▶ [Problem to solve]: Report the number of lines where the string "석가모니" occurs, and write nothing else.

▶ [Information given]:
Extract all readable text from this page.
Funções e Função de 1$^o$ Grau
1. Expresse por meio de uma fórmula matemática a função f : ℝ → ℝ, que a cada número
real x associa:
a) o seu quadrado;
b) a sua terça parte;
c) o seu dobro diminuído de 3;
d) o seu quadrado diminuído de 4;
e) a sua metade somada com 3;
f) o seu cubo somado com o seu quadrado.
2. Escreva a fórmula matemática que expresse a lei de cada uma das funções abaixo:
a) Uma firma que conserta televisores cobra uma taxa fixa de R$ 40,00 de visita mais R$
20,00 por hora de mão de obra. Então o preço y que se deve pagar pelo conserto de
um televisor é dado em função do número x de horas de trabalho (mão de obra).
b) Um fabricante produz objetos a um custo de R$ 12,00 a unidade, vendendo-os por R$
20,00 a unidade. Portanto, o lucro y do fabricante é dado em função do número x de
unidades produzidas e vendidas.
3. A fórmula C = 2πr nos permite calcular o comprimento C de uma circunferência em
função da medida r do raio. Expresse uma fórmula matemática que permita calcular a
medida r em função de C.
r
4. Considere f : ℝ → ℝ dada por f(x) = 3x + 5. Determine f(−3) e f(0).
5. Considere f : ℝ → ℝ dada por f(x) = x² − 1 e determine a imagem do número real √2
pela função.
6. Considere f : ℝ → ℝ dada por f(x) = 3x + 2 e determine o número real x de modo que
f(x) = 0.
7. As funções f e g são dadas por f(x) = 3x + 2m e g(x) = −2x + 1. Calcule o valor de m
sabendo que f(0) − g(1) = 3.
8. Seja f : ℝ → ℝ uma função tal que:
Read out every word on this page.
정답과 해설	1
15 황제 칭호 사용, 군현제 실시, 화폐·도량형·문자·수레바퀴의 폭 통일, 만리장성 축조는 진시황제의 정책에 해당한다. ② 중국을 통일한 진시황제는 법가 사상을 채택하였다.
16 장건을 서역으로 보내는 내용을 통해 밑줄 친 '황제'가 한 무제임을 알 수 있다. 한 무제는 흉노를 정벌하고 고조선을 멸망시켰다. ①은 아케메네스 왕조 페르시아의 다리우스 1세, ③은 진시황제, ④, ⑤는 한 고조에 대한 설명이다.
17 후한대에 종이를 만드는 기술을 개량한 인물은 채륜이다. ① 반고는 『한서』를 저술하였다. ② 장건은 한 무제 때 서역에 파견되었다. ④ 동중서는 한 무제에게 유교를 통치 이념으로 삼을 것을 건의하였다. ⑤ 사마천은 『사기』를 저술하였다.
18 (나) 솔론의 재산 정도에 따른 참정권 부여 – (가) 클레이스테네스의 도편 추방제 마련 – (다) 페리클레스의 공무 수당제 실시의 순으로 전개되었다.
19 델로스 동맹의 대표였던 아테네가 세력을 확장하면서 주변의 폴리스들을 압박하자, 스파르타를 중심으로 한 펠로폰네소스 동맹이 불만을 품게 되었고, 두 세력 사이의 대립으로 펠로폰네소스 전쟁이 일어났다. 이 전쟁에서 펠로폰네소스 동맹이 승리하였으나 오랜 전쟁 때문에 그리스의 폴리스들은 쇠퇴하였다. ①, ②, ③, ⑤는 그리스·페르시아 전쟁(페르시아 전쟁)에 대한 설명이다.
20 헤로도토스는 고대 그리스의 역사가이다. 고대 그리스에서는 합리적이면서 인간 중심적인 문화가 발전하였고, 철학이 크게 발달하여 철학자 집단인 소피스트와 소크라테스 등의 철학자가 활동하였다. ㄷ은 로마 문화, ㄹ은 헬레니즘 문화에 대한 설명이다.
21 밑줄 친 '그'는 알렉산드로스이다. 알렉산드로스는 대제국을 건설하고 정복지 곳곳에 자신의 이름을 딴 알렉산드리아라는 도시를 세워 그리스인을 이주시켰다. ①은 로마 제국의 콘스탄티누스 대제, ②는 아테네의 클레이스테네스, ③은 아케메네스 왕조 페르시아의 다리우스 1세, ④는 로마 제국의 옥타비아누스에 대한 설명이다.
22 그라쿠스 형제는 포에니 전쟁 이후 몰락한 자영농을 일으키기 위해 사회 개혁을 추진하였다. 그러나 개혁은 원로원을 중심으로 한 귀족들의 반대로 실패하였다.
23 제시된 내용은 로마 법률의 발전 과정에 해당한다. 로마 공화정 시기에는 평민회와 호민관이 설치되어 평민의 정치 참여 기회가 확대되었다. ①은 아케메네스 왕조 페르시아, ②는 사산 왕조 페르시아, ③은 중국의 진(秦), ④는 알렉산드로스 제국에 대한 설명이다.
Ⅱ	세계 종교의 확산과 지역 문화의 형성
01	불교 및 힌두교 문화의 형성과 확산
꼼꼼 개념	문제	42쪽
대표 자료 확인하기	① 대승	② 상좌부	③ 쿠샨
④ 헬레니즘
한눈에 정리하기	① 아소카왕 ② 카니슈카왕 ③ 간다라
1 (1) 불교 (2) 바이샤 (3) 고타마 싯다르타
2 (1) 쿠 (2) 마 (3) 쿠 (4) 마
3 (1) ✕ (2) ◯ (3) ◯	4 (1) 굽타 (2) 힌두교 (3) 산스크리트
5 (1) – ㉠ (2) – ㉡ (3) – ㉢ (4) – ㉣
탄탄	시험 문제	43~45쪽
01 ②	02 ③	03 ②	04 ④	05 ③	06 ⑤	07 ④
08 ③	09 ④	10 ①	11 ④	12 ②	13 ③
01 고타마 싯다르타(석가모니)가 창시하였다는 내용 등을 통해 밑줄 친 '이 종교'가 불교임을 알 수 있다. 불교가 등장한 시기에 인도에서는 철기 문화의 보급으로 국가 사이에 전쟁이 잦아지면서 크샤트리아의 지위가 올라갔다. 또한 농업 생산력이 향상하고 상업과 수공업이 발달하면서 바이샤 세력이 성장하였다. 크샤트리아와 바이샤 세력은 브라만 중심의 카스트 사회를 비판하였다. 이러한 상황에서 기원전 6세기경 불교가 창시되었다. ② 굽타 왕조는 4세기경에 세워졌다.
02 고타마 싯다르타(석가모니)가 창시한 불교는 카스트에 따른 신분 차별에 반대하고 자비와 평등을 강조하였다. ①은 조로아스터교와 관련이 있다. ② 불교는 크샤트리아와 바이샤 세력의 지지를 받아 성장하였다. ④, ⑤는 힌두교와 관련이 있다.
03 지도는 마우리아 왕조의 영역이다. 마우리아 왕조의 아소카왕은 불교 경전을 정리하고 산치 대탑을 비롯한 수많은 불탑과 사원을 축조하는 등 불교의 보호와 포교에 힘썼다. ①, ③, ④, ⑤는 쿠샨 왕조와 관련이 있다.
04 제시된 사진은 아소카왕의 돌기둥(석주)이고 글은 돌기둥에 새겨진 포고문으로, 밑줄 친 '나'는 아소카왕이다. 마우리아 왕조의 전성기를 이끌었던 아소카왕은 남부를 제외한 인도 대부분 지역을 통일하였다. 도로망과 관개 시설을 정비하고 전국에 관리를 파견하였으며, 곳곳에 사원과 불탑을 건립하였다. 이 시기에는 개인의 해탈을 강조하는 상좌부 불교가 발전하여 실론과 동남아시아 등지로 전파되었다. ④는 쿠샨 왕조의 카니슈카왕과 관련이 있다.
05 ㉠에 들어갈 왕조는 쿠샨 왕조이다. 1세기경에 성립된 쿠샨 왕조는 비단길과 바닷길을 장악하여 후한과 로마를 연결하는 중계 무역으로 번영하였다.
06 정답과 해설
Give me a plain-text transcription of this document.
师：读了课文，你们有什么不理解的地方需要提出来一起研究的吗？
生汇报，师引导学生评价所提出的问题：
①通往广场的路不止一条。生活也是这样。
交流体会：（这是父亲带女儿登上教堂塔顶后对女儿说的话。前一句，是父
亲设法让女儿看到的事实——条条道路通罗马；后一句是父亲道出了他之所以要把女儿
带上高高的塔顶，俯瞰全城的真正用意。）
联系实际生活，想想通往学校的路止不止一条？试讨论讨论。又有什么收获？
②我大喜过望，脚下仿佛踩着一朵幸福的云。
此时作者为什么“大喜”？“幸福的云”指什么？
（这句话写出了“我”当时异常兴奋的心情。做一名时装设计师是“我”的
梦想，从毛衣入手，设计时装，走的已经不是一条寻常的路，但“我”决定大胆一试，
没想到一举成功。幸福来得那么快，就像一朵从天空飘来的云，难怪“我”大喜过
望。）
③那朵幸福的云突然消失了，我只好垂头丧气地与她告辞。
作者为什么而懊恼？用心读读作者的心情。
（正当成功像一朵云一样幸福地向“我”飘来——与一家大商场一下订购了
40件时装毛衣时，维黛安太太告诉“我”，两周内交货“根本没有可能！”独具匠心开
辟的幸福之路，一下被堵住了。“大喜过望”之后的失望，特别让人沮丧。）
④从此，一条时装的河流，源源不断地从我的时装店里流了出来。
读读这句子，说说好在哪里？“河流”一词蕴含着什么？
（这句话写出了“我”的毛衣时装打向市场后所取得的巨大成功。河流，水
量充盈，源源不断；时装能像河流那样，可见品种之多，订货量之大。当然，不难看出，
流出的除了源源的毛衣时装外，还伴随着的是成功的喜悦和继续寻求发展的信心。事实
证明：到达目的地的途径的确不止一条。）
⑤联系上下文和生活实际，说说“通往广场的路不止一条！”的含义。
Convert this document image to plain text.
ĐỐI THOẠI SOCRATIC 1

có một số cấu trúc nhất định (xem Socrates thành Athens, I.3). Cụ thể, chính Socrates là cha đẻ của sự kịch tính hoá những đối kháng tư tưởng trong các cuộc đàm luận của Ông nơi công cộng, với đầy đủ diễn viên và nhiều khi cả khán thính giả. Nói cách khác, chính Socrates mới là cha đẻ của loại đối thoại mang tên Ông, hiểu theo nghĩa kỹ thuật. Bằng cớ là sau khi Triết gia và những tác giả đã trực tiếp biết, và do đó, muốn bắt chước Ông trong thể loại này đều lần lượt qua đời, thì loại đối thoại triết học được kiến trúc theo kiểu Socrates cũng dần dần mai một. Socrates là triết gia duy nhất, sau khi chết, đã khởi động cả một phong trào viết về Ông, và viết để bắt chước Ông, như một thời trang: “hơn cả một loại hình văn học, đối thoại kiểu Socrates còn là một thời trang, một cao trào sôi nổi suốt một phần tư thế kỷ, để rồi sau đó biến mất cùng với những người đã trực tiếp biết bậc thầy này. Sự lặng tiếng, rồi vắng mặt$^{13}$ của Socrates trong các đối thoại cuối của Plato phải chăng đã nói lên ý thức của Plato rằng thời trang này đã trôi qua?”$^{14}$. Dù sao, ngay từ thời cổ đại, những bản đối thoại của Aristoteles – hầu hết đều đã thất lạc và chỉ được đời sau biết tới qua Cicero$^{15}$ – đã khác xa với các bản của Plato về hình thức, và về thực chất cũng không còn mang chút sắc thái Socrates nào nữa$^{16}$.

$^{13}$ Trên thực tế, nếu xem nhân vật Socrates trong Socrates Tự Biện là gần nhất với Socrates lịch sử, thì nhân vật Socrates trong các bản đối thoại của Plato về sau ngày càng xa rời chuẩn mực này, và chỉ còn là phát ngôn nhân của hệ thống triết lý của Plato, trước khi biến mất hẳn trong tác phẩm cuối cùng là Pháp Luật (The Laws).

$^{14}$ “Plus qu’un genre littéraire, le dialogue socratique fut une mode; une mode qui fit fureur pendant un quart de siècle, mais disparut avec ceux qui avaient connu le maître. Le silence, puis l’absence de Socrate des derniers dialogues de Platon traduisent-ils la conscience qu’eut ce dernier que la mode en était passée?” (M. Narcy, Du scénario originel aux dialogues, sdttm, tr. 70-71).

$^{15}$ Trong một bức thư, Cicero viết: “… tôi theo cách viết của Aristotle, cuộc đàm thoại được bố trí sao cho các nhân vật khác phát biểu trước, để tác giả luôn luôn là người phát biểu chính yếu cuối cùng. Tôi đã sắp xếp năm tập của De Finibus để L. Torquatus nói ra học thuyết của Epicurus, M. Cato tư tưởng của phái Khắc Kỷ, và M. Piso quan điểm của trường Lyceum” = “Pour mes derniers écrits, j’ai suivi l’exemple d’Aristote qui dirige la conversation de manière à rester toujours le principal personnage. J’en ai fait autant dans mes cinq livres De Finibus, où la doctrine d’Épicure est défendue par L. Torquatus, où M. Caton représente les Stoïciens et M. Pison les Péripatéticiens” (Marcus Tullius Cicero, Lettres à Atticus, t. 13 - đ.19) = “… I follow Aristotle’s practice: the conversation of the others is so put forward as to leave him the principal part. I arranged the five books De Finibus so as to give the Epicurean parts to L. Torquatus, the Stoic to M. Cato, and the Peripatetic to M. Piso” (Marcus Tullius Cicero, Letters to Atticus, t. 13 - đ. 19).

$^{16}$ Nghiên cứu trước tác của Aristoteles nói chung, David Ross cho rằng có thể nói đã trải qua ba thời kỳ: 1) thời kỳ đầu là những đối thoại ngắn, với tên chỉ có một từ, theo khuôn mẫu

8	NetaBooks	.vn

▶ [Task solution]: 2